• Written problem: In the records below, count every line containing "color". Reply with the number only.

************

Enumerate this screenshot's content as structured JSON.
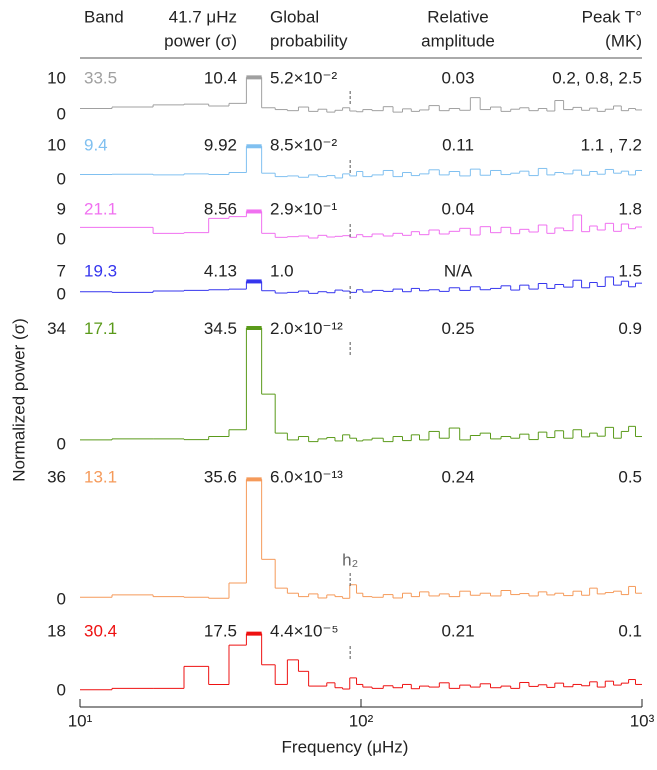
{
  "columns": [
    [
      "Band"
    ],
    [
      "41.7 μHz",
      "power (σ)"
    ],
    [
      "Global",
      "probability"
    ],
    [
      "Relative",
      "amplitude"
    ],
    [
      "Peak T°",
      "(MK)"
    ]
  ],
  "ylabel": "Normalized power (σ)",
  "x_axis": {
    "label": "Frequency (μHz)",
    "log": true,
    "xlim": [
      10,
      1000
    ],
    "xticks": [
      {
        "value": 10,
        "label": "10¹"
      },
      {
        "value": 100,
        "label": "10²"
      },
      {
        "value": 1000,
        "label": "10³"
      }
    ],
    "x": [
      10.4,
      15.6,
      20.8,
      26.1,
      31.3,
      36.5,
      41.7,
      46.9,
      52.1,
      57.3,
      62.5,
      67.7,
      72.9,
      78.2,
      83.4,
      88.6,
      93.8,
      99,
      104,
      115,
      125,
      135,
      146,
      156,
      167,
      182,
      198,
      214,
      235,
      255,
      276,
      302,
      328,
      354,
      380,
      412,
      443,
      474,
      505,
      547,
      589,
      630,
      672,
      714,
      766,
      818,
      870,
      922,
      974
    ]
  },
  "chart_data": [
    {
      "type": "line",
      "band": 33.5,
      "power": 10.4,
      "probability": "5.2×10⁻²",
      "amplitude": 0.03,
      "peak_temperature": "0.2, 0.8, 2.5",
      "ylim": [
        0,
        10.5
      ],
      "yticks": [
        0,
        10
      ],
      "series": [
        {
          "color": "#a0a0a0",
          "values": [
            1.8,
            2.2,
            2.8,
            3.0,
            2.5,
            3.2,
            10.4,
            2.0,
            1.5,
            1.2,
            2.2,
            1.0,
            1.6,
            0.8,
            1.3,
            2.0,
            1.1,
            0.9,
            1.5,
            1.2,
            2.3,
            0.8,
            1.7,
            1.0,
            1.4,
            2.6,
            1.2,
            1.8,
            1.3,
            4.8,
            1.5,
            2.2,
            1.0,
            1.6,
            2.0,
            1.2,
            1.8,
            1.1,
            4.0,
            1.5,
            2.1,
            1.3,
            1.9,
            1.0,
            1.6,
            2.5,
            1.2,
            1.8,
            1.4
          ]
        }
      ]
    },
    {
      "type": "line",
      "band": 9.4,
      "power": 9.92,
      "probability": "8.5×10⁻²",
      "amplitude": 0.11,
      "peak_temperature": "1.1 , 7.2",
      "ylim": [
        0,
        10
      ],
      "yticks": [
        0,
        10
      ],
      "series": [
        {
          "color": "#80c0f0",
          "values": [
            1.6,
            1.7,
            1.5,
            1.8,
            1.6,
            2.2,
            9.92,
            2.0,
            1.0,
            1.2,
            0.8,
            1.5,
            1.0,
            1.3,
            0.6,
            1.8,
            1.2,
            2.5,
            1.0,
            1.5,
            2.8,
            1.0,
            2.2,
            1.3,
            1.8,
            3.0,
            1.5,
            2.5,
            1.2,
            3.2,
            1.4,
            2.8,
            1.6,
            2.0,
            2.6,
            1.3,
            3.4,
            1.5,
            2.2,
            1.8,
            2.9,
            1.4,
            2.5,
            1.7,
            3.1,
            2.0,
            2.6,
            1.5,
            2.8
          ]
        }
      ]
    },
    {
      "type": "line",
      "band": 21.1,
      "power": 8.56,
      "probability": "2.9×10⁻¹",
      "amplitude": 0.04,
      "peak_temperature": 1.8,
      "ylim": [
        0,
        9
      ],
      "yticks": [
        0,
        9
      ],
      "series": [
        {
          "color": "#f070f0",
          "values": [
            3.8,
            3.8,
            2.0,
            2.2,
            6.5,
            7.0,
            8.56,
            2.0,
            0.8,
            1.0,
            1.2,
            0.6,
            1.4,
            0.9,
            1.1,
            1.3,
            0.8,
            1.6,
            1.0,
            1.8,
            1.2,
            2.0,
            1.4,
            2.5,
            1.6,
            3.0,
            1.8,
            2.6,
            3.5,
            1.5,
            4.0,
            2.2,
            3.8,
            1.9,
            3.2,
            2.4,
            4.5,
            2.0,
            3.6,
            2.8,
            7.5,
            2.5,
            4.2,
            3.0,
            5.0,
            2.6,
            4.8,
            3.4,
            3.9
          ]
        }
      ]
    },
    {
      "type": "line",
      "band": 19.3,
      "power": 4.13,
      "probability": "1.0",
      "amplitude": "N/A",
      "peak_temperature": 1.5,
      "ylim": [
        0,
        7
      ],
      "yticks": [
        0,
        7
      ],
      "series": [
        {
          "color": "#3535ee",
          "values": [
            1.0,
            0.8,
            1.2,
            1.4,
            1.6,
            1.8,
            4.13,
            1.3,
            0.6,
            0.8,
            1.2,
            0.5,
            1.0,
            0.7,
            1.5,
            1.2,
            0.8,
            1.6,
            0.9,
            1.4,
            1.1,
            1.8,
            1.0,
            2.0,
            1.3,
            1.6,
            1.1,
            2.2,
            1.4,
            2.5,
            1.6,
            2.0,
            2.8,
            1.5,
            3.0,
            1.8,
            3.5,
            2.0,
            3.2,
            2.4,
            4.5,
            2.2,
            3.8,
            2.6,
            5.5,
            3.0,
            4.2,
            2.5,
            3.6
          ]
        }
      ]
    },
    {
      "type": "line",
      "band": 17.1,
      "power": 34.5,
      "probability": "2.0×10⁻¹²",
      "amplitude": 0.25,
      "peak_temperature": 0.9,
      "ylim": [
        0,
        34.5
      ],
      "yticks": [
        0,
        34
      ],
      "series": [
        {
          "color": "#5a9a1a",
          "values": [
            1.5,
            1.8,
            1.8,
            1.6,
            2.5,
            4.5,
            34.5,
            15.0,
            3.5,
            1.5,
            2.5,
            1.0,
            1.8,
            2.2,
            1.2,
            3.0,
            2.0,
            1.2,
            1.5,
            2.0,
            1.0,
            2.5,
            1.3,
            3.0,
            1.5,
            4.0,
            2.0,
            5.0,
            1.5,
            2.8,
            3.5,
            1.8,
            2.5,
            2.0,
            3.2,
            1.6,
            3.8,
            2.2,
            4.2,
            2.0,
            4.5,
            2.4,
            3.5,
            2.6,
            5.2,
            2.0,
            4.0,
            5.5,
            2.5
          ]
        }
      ]
    },
    {
      "type": "line",
      "band": 13.1,
      "power": 35.6,
      "probability": "6.0×10⁻¹³",
      "amplitude": 0.24,
      "peak_temperature": 0.5,
      "ylim": [
        0,
        36
      ],
      "yticks": [
        0,
        36
      ],
      "annotation": {
        "text": "h₂",
        "x": 91.5
      },
      "series": [
        {
          "color": "#f59a5a",
          "values": [
            0.8,
            1.5,
            1.0,
            0.8,
            0.5,
            5.0,
            35.6,
            12.0,
            3.5,
            2.0,
            1.0,
            1.8,
            0.6,
            1.5,
            1.0,
            0.5,
            4.5,
            2.0,
            1.0,
            0.8,
            1.6,
            0.6,
            2.0,
            1.0,
            2.4,
            1.2,
            1.8,
            1.0,
            2.6,
            1.4,
            2.0,
            1.2,
            2.8,
            1.6,
            1.9,
            1.2,
            2.4,
            1.5,
            2.0,
            1.3,
            2.6,
            1.4,
            3.5,
            1.8,
            2.2,
            2.6,
            1.6,
            4.0,
            2.0
          ]
        }
      ]
    },
    {
      "type": "line",
      "band": 30.4,
      "power": 17.5,
      "probability": "4.4×10⁻⁵",
      "amplitude": 0.21,
      "peak_temperature": 0.1,
      "ylim": [
        0,
        18
      ],
      "yticks": [
        0,
        18
      ],
      "series": [
        {
          "color": "#ee1111",
          "values": [
            0.4,
            0.8,
            0.8,
            7.5,
            2.0,
            14.0,
            17.5,
            8.0,
            2.0,
            9.5,
            6.0,
            1.5,
            1.5,
            2.5,
            1.0,
            0.6,
            4.0,
            2.0,
            1.2,
            0.8,
            1.6,
            1.0,
            2.0,
            0.7,
            1.5,
            1.2,
            2.5,
            0.8,
            1.8,
            1.2,
            2.2,
            1.0,
            1.5,
            0.8,
            2.6,
            1.4,
            1.9,
            1.1,
            2.4,
            1.3,
            2.0,
            1.6,
            2.8,
            1.2,
            3.0,
            1.8,
            2.4,
            3.5,
            2.0
          ]
        }
      ]
    }
  ]
}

************

• Solution for this exercise: 7